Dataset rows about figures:

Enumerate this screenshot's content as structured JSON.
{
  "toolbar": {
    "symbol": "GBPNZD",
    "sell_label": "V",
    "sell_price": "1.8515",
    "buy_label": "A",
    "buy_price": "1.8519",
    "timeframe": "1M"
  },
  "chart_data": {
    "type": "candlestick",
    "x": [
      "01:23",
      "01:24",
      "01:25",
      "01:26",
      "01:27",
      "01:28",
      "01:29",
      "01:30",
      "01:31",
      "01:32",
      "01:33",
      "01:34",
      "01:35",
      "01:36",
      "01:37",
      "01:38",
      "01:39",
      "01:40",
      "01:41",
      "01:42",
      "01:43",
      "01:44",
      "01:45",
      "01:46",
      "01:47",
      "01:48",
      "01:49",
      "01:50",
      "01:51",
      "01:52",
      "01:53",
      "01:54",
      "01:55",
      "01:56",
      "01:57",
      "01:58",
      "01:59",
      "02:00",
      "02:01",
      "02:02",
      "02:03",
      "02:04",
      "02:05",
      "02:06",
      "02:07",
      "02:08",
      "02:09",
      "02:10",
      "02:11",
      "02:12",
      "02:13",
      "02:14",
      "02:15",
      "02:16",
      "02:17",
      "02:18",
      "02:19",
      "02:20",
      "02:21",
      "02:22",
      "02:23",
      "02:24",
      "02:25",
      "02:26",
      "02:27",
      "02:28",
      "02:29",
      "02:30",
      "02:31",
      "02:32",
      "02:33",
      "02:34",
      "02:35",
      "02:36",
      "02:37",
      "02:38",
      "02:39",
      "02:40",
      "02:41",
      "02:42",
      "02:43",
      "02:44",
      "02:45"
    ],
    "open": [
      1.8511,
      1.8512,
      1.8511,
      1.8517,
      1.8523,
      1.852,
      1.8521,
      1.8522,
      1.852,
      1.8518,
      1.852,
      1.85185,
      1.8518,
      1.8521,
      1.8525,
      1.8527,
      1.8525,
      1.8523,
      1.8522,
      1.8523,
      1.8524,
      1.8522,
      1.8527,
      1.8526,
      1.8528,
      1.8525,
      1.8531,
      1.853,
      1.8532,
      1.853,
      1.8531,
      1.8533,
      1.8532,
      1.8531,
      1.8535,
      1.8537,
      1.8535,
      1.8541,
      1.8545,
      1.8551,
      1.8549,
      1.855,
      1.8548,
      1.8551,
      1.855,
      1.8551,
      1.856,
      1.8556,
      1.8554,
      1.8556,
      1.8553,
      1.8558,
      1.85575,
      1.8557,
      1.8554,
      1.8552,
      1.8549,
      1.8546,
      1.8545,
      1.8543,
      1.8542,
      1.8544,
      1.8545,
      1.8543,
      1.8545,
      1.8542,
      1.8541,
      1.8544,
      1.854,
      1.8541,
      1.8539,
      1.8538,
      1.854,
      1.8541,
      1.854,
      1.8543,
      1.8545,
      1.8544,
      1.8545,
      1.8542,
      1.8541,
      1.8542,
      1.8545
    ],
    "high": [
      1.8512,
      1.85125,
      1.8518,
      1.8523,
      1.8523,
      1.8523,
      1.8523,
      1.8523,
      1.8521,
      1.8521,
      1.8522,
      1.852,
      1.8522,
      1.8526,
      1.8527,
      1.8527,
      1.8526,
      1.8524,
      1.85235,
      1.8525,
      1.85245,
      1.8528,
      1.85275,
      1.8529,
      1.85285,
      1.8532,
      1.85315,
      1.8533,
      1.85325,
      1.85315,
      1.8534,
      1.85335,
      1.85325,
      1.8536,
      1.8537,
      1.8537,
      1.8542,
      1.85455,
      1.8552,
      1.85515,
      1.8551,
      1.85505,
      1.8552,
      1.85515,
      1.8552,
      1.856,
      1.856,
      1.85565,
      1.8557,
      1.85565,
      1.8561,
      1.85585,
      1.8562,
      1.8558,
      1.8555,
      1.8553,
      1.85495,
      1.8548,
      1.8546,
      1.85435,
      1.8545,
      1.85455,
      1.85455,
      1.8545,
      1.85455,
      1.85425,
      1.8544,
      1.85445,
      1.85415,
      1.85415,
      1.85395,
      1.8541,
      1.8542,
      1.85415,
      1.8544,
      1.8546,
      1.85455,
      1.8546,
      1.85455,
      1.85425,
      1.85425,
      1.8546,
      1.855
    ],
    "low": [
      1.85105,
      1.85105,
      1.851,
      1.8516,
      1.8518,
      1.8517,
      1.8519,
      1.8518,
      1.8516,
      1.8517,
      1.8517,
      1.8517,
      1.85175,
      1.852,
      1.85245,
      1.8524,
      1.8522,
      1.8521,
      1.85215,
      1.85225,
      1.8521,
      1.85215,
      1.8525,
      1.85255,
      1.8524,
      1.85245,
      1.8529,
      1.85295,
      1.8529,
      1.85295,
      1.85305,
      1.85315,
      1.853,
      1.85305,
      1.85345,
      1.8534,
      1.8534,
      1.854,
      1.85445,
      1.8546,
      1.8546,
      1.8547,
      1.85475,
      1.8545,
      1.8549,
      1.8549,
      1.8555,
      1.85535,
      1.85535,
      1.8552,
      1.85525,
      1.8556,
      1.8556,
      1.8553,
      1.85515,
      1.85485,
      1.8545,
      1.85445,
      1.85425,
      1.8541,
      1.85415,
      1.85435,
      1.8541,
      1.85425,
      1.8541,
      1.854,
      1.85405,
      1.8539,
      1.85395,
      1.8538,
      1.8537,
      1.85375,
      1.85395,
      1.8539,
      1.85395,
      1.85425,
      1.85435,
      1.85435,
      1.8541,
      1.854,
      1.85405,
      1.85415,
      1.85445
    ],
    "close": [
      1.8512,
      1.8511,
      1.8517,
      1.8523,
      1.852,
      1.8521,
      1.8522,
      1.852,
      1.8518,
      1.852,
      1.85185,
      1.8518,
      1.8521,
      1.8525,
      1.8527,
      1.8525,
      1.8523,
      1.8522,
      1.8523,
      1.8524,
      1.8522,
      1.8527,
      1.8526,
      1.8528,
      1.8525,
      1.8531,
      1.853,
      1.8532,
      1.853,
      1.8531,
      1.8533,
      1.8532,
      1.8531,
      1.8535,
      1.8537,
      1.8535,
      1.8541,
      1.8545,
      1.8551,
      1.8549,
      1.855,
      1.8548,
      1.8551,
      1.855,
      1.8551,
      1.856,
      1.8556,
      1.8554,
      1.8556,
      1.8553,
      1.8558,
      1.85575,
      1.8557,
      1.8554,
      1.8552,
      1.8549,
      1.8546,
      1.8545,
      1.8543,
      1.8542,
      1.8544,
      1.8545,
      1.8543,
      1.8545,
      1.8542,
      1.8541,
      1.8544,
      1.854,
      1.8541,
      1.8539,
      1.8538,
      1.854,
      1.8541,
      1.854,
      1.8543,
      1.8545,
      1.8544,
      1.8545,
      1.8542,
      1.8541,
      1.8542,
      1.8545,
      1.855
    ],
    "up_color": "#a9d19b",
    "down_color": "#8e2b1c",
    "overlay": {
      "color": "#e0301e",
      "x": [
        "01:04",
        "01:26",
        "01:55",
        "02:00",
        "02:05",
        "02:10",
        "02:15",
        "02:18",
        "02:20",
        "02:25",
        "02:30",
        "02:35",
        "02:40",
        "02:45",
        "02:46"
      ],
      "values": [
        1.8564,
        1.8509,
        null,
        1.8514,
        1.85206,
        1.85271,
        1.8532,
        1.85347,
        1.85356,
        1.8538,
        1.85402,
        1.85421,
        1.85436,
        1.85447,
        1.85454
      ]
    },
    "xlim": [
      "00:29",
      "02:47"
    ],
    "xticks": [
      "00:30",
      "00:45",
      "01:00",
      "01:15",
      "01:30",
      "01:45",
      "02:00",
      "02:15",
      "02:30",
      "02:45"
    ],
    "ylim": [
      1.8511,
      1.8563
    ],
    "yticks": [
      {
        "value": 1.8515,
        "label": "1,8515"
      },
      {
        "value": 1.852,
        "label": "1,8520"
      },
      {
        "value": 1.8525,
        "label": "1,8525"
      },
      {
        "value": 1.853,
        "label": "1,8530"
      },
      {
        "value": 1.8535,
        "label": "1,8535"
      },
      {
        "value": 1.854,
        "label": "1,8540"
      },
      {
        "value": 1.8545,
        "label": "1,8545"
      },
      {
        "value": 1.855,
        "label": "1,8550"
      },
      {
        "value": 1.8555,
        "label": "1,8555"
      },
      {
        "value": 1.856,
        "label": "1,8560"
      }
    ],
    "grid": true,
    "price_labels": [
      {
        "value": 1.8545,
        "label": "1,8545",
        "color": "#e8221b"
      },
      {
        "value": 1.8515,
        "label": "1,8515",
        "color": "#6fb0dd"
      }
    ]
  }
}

* * *

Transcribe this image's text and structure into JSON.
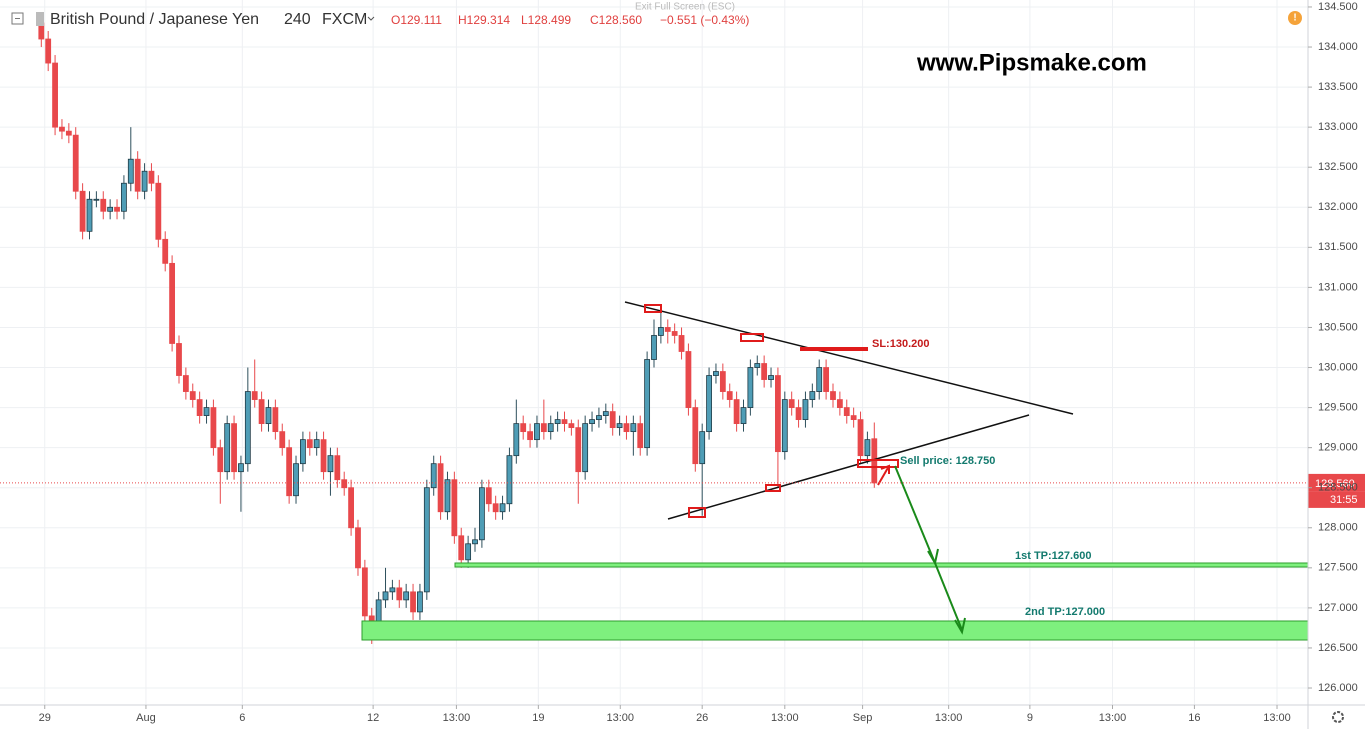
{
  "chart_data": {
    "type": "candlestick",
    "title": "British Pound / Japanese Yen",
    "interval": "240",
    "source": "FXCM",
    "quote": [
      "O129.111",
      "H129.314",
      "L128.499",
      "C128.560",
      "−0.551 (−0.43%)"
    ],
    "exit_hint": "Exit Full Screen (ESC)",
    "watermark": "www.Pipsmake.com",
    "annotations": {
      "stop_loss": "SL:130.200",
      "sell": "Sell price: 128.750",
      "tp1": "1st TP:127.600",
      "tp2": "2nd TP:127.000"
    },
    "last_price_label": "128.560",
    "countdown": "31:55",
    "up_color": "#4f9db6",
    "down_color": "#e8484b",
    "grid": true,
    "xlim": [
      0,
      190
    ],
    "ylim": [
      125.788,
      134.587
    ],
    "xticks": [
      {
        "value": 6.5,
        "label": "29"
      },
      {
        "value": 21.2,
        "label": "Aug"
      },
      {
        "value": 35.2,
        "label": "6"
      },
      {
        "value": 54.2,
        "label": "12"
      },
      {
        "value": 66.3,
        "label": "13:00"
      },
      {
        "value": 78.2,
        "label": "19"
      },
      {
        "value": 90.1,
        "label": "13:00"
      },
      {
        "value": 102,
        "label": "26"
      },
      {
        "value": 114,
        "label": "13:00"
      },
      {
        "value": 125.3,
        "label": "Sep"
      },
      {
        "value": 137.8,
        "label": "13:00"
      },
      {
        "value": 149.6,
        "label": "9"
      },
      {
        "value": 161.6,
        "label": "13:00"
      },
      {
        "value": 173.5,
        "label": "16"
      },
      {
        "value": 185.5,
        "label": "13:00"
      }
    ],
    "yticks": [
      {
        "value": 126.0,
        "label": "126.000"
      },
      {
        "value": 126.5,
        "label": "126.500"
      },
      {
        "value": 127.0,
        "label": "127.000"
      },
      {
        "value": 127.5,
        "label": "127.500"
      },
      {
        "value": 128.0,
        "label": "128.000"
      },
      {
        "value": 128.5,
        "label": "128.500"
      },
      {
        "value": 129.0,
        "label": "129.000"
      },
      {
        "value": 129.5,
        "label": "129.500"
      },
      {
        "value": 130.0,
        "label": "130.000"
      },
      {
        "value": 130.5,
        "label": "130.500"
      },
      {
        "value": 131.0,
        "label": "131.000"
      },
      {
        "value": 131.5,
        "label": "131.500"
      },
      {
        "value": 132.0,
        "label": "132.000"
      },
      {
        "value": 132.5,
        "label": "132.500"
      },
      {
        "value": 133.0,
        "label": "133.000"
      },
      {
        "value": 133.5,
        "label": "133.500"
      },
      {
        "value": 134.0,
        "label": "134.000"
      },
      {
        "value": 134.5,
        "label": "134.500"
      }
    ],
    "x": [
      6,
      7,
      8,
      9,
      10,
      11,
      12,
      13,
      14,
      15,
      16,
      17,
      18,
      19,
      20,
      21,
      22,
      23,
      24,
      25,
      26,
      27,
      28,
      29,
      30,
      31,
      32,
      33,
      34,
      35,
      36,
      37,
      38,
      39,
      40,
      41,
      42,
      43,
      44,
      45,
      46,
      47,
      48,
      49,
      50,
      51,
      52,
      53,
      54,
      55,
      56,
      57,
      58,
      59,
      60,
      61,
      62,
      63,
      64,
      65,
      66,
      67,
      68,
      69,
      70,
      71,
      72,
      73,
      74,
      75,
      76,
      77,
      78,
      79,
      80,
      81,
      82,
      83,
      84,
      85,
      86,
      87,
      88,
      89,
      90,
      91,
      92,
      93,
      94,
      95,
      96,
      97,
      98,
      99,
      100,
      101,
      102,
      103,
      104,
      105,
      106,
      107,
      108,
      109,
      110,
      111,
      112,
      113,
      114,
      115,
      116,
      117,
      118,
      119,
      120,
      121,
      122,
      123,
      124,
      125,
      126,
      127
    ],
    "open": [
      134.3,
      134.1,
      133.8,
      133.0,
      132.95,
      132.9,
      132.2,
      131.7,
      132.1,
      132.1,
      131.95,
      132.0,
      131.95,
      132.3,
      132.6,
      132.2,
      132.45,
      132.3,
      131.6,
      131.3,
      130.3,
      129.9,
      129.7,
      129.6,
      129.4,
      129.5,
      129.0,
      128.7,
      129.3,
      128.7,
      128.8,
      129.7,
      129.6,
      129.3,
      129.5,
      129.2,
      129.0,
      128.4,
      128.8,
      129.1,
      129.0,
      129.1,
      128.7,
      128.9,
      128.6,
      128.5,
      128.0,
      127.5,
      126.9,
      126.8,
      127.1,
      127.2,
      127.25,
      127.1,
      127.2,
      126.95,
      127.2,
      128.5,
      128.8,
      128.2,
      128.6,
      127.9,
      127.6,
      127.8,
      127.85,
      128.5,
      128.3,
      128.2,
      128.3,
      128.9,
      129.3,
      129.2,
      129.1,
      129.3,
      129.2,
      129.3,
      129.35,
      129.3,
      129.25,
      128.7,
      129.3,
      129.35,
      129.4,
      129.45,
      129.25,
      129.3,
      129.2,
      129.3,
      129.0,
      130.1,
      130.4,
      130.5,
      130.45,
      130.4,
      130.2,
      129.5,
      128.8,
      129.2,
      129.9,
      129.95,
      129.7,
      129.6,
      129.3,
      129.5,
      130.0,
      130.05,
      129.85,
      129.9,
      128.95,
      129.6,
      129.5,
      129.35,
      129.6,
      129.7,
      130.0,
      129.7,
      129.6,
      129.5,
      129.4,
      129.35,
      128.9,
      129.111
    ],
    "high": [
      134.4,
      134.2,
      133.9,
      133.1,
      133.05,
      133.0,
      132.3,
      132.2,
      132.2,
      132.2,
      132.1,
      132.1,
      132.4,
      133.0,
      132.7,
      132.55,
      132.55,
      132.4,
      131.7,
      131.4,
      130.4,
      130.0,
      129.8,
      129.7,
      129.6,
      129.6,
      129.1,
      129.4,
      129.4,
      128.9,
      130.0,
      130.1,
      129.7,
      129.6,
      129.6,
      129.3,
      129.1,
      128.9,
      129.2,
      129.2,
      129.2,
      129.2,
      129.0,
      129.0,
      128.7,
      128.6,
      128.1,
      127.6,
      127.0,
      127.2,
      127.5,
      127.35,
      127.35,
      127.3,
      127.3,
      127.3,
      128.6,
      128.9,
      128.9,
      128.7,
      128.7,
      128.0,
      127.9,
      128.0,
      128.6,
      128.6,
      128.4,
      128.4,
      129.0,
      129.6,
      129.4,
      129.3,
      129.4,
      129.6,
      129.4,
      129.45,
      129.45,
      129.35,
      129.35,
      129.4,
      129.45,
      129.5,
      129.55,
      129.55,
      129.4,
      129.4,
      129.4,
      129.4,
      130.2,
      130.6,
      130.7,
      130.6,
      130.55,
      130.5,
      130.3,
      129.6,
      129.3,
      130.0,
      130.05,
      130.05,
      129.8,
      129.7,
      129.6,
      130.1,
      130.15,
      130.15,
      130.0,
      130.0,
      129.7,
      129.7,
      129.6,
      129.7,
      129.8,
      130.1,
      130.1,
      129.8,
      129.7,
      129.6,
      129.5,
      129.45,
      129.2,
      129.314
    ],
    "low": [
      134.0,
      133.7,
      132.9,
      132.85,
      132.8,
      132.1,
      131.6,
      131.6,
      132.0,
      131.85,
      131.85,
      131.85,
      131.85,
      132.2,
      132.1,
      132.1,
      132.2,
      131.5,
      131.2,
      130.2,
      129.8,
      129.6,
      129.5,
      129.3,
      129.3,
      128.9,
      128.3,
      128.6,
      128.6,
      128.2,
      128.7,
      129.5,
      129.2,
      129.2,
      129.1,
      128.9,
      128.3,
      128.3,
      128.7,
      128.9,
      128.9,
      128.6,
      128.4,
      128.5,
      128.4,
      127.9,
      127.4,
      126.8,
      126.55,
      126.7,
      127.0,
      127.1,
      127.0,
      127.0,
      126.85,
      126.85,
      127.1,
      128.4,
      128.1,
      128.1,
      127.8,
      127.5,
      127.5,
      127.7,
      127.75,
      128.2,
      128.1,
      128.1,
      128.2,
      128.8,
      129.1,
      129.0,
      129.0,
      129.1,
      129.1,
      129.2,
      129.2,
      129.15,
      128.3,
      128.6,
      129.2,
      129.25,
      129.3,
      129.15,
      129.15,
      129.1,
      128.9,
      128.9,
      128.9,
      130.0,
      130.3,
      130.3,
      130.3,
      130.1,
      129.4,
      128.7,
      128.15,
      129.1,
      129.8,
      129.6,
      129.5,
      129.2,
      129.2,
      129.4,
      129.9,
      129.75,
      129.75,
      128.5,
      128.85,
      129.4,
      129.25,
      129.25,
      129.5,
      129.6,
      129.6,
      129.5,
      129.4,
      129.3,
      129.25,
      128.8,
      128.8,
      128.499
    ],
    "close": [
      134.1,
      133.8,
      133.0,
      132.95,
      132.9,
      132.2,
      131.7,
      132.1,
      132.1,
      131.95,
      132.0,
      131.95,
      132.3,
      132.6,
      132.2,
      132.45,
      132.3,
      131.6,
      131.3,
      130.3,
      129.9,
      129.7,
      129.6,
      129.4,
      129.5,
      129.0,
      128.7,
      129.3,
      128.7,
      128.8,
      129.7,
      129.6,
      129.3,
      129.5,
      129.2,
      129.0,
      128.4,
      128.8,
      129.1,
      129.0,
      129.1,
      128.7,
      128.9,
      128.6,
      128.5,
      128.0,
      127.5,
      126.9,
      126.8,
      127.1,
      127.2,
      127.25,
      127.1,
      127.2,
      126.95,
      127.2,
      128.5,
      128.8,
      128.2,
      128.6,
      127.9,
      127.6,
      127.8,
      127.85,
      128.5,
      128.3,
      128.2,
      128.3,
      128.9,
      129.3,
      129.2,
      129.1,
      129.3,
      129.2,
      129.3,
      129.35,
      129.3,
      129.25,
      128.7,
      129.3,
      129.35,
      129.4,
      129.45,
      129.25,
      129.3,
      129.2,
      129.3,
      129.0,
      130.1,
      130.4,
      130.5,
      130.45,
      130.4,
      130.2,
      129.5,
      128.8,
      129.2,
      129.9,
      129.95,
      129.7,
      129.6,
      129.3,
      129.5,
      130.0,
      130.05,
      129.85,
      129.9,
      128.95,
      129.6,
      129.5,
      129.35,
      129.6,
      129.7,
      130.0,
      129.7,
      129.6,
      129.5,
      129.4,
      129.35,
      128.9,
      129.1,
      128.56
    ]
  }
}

Exercise instructions: Using the material above, copy every line in which the string "JSON" occurs.

Answer to this task:
Enumerate this screenshot's content as structured JSON.
Transcribe this image's text and structure into JSON.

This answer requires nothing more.